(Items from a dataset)
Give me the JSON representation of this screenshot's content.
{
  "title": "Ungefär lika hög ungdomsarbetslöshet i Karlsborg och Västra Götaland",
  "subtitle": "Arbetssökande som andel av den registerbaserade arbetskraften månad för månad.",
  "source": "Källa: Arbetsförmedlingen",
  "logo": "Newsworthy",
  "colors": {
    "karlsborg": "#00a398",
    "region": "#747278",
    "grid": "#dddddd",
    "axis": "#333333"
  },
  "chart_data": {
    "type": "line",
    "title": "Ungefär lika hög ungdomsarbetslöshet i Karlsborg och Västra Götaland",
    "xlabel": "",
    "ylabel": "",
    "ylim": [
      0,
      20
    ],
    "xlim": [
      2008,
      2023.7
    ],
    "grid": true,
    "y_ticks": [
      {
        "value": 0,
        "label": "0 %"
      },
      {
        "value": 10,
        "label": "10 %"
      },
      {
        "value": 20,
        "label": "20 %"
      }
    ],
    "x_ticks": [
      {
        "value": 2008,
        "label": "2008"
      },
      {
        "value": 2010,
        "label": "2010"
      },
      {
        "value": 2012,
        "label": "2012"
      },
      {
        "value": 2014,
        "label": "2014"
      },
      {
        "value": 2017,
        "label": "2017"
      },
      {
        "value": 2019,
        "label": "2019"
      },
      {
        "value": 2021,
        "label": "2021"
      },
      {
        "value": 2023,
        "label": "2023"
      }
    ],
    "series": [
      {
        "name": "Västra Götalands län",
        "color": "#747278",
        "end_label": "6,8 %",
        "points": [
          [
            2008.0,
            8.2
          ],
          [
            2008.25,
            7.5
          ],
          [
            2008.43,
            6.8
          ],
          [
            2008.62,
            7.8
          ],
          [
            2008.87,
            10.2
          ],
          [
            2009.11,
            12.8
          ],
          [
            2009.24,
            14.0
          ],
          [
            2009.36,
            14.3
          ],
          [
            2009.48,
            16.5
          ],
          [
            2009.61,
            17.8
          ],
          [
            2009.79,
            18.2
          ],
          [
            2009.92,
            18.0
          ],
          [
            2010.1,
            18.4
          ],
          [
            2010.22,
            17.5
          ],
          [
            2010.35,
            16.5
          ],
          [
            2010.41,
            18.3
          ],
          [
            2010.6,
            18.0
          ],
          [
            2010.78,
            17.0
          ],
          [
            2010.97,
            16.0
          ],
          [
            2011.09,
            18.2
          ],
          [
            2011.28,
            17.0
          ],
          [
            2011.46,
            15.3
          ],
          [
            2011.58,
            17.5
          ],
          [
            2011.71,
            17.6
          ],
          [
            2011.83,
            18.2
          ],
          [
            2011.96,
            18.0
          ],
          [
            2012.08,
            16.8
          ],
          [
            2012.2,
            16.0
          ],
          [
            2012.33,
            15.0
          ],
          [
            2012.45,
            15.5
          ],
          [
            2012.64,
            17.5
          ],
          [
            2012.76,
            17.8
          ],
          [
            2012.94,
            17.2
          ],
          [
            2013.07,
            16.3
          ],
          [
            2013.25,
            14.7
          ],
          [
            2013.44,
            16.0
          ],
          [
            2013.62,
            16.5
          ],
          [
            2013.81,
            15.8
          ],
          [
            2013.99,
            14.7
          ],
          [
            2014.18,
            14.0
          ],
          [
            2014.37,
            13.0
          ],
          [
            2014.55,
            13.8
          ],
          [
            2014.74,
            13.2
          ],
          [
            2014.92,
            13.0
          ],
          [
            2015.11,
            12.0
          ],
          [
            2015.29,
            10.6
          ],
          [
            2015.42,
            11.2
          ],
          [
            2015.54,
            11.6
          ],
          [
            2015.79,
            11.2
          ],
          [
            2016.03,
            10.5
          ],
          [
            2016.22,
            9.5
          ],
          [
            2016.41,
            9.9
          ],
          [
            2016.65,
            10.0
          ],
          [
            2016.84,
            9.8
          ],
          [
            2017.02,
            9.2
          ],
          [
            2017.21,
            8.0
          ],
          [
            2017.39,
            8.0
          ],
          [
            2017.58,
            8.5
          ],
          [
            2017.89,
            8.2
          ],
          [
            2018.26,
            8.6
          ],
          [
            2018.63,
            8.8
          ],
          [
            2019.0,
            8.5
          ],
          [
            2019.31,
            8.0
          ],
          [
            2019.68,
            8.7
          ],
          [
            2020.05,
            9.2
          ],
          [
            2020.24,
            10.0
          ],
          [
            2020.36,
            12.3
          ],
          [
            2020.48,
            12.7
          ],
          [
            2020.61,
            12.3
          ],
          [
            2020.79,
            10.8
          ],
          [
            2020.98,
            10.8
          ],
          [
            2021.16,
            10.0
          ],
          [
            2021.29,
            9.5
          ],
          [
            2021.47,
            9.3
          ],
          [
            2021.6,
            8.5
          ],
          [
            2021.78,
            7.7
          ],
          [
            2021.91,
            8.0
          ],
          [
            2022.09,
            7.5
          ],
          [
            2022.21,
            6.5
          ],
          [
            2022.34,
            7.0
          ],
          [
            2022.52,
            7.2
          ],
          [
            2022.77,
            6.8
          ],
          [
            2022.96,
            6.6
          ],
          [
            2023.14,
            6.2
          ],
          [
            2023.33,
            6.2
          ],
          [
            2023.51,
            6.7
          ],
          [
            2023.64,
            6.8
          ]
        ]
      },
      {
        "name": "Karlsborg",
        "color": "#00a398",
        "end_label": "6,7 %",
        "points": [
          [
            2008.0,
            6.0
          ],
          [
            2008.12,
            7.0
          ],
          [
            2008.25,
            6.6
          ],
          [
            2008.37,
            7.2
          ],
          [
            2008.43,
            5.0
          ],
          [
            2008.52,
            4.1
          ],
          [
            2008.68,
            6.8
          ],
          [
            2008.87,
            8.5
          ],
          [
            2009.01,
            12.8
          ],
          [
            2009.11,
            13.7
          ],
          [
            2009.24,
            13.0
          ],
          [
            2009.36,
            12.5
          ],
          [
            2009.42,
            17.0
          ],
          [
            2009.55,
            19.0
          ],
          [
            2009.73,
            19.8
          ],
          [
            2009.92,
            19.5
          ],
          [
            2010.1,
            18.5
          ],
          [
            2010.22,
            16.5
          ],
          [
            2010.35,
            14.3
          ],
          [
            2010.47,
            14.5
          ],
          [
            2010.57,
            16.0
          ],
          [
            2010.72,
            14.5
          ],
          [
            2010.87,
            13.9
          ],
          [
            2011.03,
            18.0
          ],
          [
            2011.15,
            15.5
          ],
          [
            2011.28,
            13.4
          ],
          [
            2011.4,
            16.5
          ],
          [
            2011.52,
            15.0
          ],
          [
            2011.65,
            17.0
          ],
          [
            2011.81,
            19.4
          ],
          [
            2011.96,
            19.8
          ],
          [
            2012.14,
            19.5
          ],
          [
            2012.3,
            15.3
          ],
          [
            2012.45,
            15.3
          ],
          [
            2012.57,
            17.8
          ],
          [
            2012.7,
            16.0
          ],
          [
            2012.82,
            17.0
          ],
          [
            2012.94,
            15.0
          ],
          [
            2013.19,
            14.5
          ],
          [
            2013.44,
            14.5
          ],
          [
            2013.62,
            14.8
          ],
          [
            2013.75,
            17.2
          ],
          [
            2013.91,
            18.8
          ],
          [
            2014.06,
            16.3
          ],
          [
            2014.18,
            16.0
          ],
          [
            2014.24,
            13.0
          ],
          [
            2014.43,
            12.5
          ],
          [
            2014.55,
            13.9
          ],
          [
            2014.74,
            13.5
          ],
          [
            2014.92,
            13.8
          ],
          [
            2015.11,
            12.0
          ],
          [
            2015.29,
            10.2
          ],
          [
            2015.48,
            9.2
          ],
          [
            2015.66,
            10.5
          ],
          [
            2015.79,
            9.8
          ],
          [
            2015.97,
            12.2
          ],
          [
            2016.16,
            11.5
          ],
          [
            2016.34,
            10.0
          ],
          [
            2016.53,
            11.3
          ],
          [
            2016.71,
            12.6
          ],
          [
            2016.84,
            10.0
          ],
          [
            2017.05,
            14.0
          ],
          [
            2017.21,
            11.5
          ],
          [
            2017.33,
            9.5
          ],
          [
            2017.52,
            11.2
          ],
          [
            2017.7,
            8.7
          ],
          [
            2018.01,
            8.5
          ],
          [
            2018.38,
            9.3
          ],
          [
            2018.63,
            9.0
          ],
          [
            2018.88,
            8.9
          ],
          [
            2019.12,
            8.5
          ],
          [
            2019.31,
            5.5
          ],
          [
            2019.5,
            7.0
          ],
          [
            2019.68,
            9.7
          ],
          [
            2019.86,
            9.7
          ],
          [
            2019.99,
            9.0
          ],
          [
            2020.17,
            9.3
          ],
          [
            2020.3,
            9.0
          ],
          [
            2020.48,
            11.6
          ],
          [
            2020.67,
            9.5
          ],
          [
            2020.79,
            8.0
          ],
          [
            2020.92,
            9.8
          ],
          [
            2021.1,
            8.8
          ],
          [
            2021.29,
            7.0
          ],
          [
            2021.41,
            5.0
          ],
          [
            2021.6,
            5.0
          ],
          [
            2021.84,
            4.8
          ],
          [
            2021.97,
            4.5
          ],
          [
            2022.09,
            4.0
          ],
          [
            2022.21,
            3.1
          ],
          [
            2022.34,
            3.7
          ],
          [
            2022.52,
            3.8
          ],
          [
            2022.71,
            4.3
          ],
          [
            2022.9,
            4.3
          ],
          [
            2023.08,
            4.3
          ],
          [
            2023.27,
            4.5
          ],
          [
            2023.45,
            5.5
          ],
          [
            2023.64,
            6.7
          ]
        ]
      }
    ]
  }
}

* _Set exercise_: Some lines of the data above may hold the word "name"; report how many do, and nothing else.

* _Result of the exercise_: 2